- Written instruction 1:
Transcribe the part of the passage about Dean Wesley Smith from "His monthly magazine, Smith's" up to and including "of Fame movies.".
Begin Text passage
Considered one of the most prolific writers working in modern fiction, with more than 30 million books sold, writer Dean Wesley Smith published far more than a hundred novels in forty years, and hundreds of short stories across many genres.
At the moment he produces novels in several major series, including the time travel Thunder Mountain novels set in the Old West, the galaxy-spanning Seeders Universe series, the urban fantasy Ghost of a Chance series, a superhero series starring Poker Boy, a mystery series featuring the retired detectives of the Cold Poker Gang, and the Mary Jo Assassin series.
His monthly magazine, Smith's Monthly, which consists of only his own fiction, premiered in October 2013 and offers readers more than 70,000 words per issue, including a new and original novel every month.
During his career, Dean also wrote a couple dozen Star Trek novels, the only two original Men in Black novels, Spider-Man and X-Men novels, plus novels set in gaming and television worlds. Writing with his wife Kristine Kathryn Rusch under the name Kathryn Wesley, he wrote the novel for the NBC miniseries The Tenth Kingdom and other books for Hallmark Hall of Fame movies.
He wrote novels under dozens of pen names in the worlds of comic books and movies, including novelizations of almost a dozen films, from The Final Fantasy to Steel to Rundown.
Dean also worked as a fiction editor off and on, starting at Pulphouse Publishing, then at VB Tech Journal, then Pocket Books, and now at WMG Publishing, where he and Kristine Kathryn Rusch serve as series editors for the acclaimed Fiction River anthology series.
End Text passage
Begin Data provided
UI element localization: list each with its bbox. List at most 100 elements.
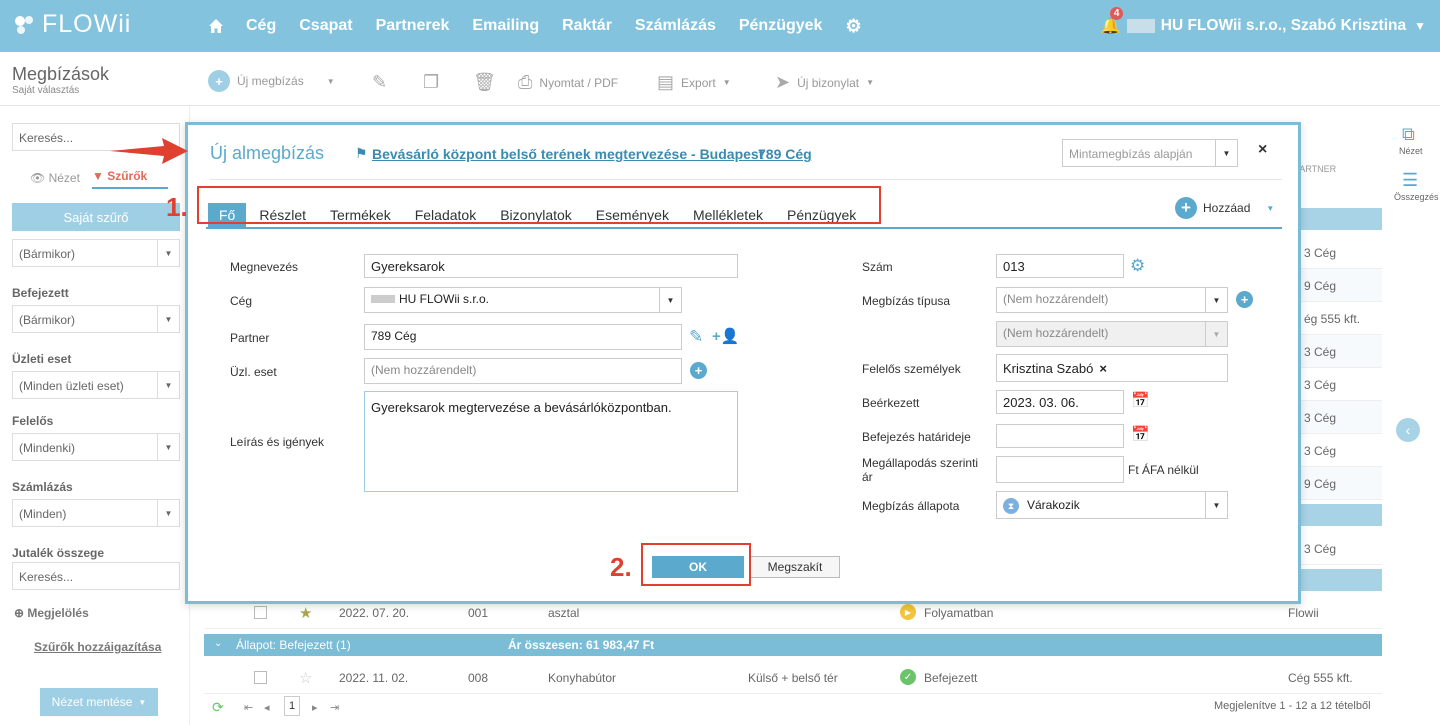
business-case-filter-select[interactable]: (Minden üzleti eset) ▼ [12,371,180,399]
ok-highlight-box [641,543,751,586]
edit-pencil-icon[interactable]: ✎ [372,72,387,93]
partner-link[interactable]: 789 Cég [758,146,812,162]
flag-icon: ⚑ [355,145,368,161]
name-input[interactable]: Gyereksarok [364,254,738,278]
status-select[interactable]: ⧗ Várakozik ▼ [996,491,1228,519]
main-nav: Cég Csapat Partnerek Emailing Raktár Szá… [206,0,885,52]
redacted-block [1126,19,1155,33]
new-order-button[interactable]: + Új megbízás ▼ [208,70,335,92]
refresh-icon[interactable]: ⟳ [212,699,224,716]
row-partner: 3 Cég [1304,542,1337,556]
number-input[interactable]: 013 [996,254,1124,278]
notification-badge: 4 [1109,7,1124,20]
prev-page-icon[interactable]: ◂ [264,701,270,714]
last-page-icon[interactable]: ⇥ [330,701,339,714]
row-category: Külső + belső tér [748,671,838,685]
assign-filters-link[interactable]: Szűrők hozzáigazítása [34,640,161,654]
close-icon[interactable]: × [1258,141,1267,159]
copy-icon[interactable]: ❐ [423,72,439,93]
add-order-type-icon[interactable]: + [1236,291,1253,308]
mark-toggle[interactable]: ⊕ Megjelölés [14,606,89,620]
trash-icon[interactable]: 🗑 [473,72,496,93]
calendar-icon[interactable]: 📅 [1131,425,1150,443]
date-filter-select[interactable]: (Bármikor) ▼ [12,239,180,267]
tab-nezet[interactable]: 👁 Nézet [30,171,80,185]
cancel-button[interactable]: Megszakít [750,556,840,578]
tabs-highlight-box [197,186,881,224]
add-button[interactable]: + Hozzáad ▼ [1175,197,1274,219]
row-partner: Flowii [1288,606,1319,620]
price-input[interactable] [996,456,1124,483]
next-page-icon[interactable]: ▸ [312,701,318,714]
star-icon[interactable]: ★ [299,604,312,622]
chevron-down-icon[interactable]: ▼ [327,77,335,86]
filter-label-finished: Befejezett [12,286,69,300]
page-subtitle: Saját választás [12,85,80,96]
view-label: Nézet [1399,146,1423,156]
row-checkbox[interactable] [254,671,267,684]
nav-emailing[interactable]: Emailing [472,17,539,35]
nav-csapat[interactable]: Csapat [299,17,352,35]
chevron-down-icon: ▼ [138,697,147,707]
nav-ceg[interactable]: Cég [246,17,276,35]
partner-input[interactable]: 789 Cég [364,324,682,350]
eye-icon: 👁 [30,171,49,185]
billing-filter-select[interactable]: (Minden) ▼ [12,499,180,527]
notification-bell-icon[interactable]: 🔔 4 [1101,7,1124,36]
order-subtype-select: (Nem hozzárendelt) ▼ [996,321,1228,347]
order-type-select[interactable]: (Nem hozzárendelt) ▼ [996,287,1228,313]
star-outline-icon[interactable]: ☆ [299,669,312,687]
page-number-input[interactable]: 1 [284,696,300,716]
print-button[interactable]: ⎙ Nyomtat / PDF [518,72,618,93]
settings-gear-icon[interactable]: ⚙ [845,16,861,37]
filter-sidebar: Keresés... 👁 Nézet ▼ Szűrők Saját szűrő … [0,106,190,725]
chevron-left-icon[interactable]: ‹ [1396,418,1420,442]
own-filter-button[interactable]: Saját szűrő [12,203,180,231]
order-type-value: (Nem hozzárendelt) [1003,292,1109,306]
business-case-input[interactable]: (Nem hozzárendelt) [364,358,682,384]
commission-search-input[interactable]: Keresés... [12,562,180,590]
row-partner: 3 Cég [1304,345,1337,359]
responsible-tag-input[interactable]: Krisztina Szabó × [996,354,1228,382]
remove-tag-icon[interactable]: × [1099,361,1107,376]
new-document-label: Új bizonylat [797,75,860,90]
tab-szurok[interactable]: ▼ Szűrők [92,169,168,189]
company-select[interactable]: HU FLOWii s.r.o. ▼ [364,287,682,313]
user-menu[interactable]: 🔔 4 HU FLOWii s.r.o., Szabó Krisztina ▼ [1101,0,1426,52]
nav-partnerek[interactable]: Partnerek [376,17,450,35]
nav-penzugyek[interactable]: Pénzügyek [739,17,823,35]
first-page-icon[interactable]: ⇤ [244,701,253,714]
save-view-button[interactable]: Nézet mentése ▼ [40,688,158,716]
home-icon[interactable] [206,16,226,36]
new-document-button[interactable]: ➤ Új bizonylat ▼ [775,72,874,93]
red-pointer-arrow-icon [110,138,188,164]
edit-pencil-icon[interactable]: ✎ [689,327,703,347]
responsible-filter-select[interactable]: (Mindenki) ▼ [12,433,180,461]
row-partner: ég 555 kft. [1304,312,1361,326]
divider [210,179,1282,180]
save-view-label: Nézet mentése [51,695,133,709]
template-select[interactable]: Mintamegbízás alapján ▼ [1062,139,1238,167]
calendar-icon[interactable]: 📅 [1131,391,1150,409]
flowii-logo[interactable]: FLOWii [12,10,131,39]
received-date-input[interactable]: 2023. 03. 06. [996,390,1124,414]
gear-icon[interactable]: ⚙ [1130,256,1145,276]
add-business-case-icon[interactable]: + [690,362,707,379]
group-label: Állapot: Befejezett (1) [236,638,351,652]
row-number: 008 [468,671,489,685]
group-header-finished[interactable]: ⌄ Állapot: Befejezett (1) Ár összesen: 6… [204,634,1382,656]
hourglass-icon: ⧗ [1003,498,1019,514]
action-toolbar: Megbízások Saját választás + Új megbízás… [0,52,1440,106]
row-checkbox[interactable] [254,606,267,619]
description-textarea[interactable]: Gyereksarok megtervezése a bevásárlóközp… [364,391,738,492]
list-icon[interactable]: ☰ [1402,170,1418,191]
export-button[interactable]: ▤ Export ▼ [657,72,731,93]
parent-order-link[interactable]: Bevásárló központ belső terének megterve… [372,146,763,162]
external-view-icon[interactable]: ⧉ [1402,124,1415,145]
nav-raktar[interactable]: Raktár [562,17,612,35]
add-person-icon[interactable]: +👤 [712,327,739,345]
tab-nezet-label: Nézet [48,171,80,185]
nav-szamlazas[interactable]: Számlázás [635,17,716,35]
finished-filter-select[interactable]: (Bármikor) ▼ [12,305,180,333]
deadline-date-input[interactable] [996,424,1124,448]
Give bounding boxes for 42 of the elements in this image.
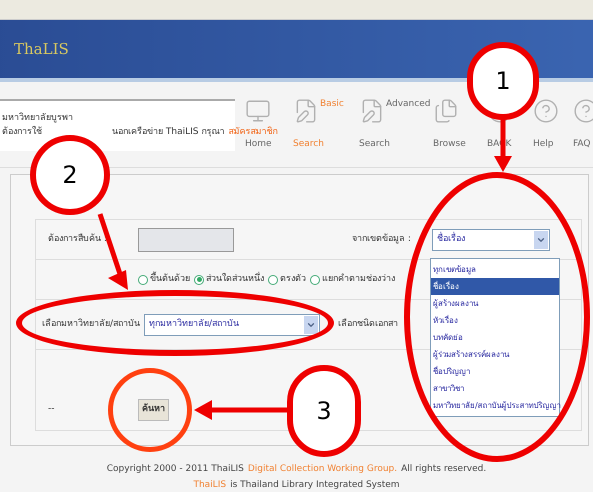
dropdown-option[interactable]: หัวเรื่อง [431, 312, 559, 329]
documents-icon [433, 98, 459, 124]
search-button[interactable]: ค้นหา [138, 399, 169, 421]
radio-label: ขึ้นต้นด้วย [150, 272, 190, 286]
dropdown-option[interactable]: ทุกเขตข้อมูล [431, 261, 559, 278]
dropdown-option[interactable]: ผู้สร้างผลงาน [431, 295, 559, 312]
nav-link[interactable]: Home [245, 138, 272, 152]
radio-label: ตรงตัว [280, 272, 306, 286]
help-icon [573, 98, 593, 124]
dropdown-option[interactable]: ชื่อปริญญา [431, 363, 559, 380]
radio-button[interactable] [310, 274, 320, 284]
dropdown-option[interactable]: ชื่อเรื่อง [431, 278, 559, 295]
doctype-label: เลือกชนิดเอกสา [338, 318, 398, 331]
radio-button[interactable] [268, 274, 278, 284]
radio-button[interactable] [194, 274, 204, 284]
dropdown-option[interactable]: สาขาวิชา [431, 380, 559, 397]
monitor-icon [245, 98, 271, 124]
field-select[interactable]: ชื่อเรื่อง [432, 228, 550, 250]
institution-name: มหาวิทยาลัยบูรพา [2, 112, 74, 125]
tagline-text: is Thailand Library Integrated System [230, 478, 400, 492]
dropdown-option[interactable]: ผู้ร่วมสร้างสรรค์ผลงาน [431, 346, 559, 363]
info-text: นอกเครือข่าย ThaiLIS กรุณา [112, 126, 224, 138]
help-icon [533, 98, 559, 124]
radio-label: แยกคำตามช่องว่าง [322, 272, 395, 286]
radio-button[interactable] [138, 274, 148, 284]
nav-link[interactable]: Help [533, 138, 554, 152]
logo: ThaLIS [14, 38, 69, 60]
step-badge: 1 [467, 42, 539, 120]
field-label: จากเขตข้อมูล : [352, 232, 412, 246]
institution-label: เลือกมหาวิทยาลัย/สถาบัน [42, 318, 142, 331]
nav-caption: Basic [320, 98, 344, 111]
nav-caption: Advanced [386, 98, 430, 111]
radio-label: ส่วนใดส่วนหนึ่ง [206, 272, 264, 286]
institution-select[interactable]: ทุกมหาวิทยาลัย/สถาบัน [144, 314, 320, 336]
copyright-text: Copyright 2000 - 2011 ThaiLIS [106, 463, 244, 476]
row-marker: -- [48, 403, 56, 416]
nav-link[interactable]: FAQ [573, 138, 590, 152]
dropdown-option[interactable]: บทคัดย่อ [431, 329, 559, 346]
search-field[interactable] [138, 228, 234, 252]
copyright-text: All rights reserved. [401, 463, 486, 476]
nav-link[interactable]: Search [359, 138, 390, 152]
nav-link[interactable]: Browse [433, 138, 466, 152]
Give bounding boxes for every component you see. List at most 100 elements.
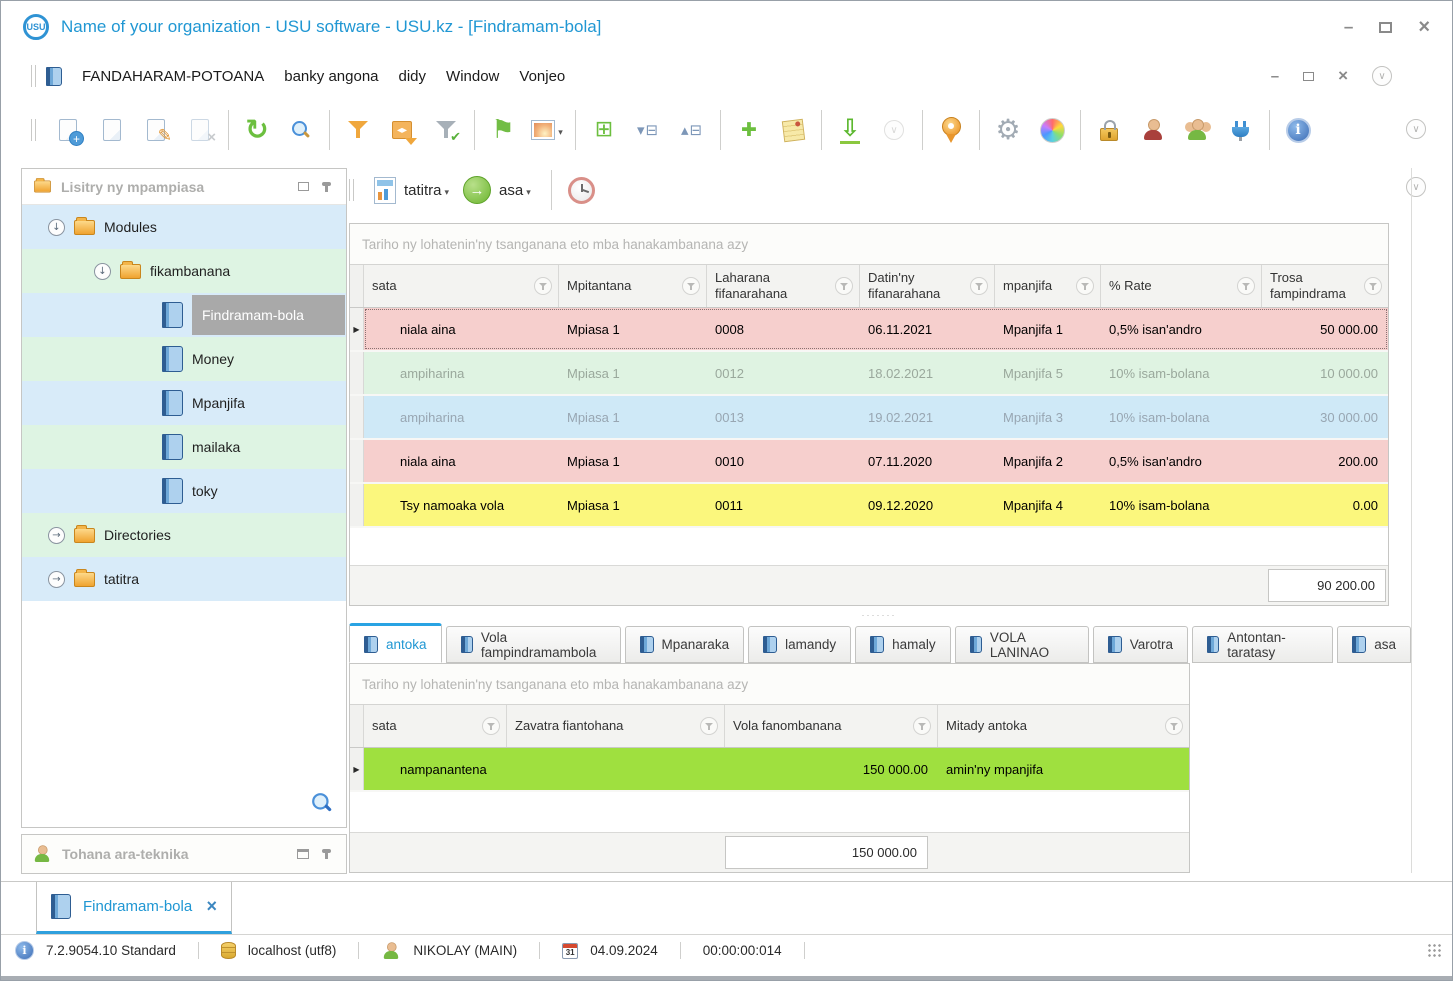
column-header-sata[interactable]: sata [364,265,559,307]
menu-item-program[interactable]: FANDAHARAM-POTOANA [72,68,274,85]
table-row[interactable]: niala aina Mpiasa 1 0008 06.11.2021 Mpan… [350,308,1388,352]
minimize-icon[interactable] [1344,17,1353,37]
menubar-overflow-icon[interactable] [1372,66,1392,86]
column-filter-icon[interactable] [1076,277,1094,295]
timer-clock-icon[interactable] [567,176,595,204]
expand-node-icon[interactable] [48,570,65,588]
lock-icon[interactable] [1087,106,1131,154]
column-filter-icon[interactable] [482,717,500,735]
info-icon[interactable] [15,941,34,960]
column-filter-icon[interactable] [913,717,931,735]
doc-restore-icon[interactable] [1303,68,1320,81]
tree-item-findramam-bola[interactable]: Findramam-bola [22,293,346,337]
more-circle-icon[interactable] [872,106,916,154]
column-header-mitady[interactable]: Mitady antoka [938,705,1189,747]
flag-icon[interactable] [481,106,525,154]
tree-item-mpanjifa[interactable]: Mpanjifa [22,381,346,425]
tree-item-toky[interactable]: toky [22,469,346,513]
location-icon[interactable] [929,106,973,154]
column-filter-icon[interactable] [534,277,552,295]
End Data provided
- Written instruction 2:
Reproduce only the entry lines from the line with "dropdown-option[interactable]: หัวเรื่อง [431, 312, 559, 329]" up to and including the line with "Give bounding boxes for every", changing "radio-label" to "option-label" and leaving all else as it is.

- Written reply 1:
His monthly magazine, Smith's Monthly, which consists of only his own fiction, premiered in October 2013 and offers readers more than 70,000 words per issue, including a new and original novel every month.
During his career, Dean also wrote a couple dozen Star Trek novels, the only two original Men in Black novels, Spider-Man and X-Men novels, plus novels set in gaming and television worlds. Writing with his wife Kristine Kathryn Rusch under the name Kathryn Wesley, he wrote the novel for the NBC miniseries The Tenth Kingdom and other books for Hallmark Hall of Fame movies.

- Written reply 2:
dropdown-option[interactable]: หัวเรื่อง [431, 312, 559, 329]
documents-icon [433, 98, 459, 124]
search-button[interactable]: ค้นหา [138, 399, 169, 421]
option-label: ขึ้นต้นด้วย [150, 272, 190, 286]
dropdown-option[interactable]: ทุกเขตข้อมูล [431, 261, 559, 278]
dropdown-option[interactable]: ผู้สร้างผลงาน [431, 295, 559, 312]
nav-link[interactable]: Home [245, 138, 272, 152]
option-label: ตรงตัว [280, 272, 306, 286]
help-icon [573, 98, 593, 124]
dropdown-option[interactable]: ชื่อปริญญา [431, 363, 559, 380]
radio-button[interactable] [310, 274, 320, 284]
dropdown-option[interactable]: ชื่อเรื่อง [431, 278, 559, 295]
doctype-label: เลือกชนิดเอกสา [338, 318, 398, 331]
radio-button[interactable] [268, 274, 278, 284]
radio-button[interactable] [194, 274, 204, 284]
dropdown-option[interactable]: สาขาวิชา [431, 380, 559, 397]
monitor-icon [245, 98, 271, 124]
field-select[interactable]: ชื่อเรื่อง [432, 228, 550, 250]
institution-name: มหาวิทยาลัยบูรพา [2, 112, 74, 125]
tagline-text: is Thailand Library Integrated System [230, 478, 400, 492]
dropdown-option[interactable]: ผู้ร่วมสร้างสรรค์ผลงาน [431, 346, 559, 363]
info-text: นอกเครือข่าย ThaiLIS กรุณา [112, 126, 224, 138]
help-icon [533, 98, 559, 124]
option-label: แยกคำตามช่องว่าง [322, 272, 395, 286]
radio-button[interactable] [138, 274, 148, 284]
nav-link[interactable]: Help [533, 138, 554, 152]
logo: ThaLIS [14, 38, 69, 60]
step-badge: 1 [467, 42, 539, 120]
field-label: จากเขตข้อมูล : [352, 232, 412, 246]
institution-label: เลือกมหาวิทยาลัย/สถาบัน [42, 318, 142, 331]
nav-caption: Basic [320, 98, 344, 111]
nav-caption: Advanced [386, 98, 430, 111]
option-label: ส่วนใดส่วนหนึ่ง [206, 272, 264, 286]
institution-select[interactable]: ทุกมหาวิทยาลัย/สถาบัน [144, 314, 320, 336]
copyright-text: Copyright 2000 - 2011 ThaiLIS [106, 463, 244, 476]
row-marker: -- [48, 403, 56, 416]
nav-link[interactable]: FAQ [573, 138, 590, 152]
dropdown-option[interactable]: บทคัดย่อ [431, 329, 559, 346]
search-field[interactable] [138, 228, 234, 252]
copyright-text: All rights reserved. [401, 463, 486, 476]
nav-link[interactable]: Search [359, 138, 390, 152]
nav-link[interactable]: Browse [433, 138, 466, 152]
Give bounding boxes for every component you see. List at most 100 elements.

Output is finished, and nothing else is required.